## START

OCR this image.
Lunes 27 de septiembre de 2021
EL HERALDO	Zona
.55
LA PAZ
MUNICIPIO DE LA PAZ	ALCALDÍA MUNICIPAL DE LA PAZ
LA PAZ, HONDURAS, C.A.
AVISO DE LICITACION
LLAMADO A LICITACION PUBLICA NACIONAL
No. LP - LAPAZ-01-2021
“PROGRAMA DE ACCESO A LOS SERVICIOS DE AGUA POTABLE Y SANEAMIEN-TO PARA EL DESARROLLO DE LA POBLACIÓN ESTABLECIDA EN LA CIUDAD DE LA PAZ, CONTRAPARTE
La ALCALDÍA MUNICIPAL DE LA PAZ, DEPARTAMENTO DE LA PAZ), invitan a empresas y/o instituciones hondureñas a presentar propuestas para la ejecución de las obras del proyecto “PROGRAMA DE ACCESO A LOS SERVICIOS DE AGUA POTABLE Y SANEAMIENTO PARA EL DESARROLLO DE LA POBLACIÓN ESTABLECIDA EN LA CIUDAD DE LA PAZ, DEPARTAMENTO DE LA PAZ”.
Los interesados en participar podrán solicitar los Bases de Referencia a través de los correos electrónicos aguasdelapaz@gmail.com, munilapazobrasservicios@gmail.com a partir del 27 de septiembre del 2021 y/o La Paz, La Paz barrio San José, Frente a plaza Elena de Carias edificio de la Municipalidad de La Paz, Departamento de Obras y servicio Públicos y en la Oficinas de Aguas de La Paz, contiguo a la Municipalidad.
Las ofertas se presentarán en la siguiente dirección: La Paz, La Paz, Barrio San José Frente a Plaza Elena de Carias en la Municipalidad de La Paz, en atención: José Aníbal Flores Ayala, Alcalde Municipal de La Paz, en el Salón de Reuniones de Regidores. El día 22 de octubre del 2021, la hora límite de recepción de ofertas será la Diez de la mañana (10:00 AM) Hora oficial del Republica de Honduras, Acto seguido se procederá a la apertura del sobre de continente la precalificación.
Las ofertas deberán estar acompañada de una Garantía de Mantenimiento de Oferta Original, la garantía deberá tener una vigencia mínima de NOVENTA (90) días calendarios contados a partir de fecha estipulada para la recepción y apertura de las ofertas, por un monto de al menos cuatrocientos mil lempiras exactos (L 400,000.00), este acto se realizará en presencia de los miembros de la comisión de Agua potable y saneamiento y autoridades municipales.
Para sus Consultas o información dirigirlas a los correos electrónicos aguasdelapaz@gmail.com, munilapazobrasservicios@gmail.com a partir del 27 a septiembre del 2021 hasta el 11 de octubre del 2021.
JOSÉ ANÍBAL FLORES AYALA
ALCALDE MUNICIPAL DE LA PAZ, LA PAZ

## END

### EXERCISE GOAL
Select from the material above each line in which the string "munilapazobrasservicios" appears, and list those lines.

### REPLY
Los interesados en participar podrán solicitar los Bases de Referencia a través de los correos electrónicos aguasdelapaz@gmail.com, munilapazobrasservicios@gmail.com a partir del 27 de septiembre del 2021 y/o La Paz, La Paz barrio San José, Frente a plaza Elena de Carias edificio de la Municipalidad de La Paz, Departamento de Obras y servicio Públicos y en la Oficinas de Aguas de La Paz, contiguo a la Municipalidad.
Para sus Consultas o información dirigirlas a los correos electrónicos aguasdelapaz@gmail.com, munilapazobrasservicios@gmail.com a partir del 27 a septiembre del 2021 hasta el 11 de octubre del 2021.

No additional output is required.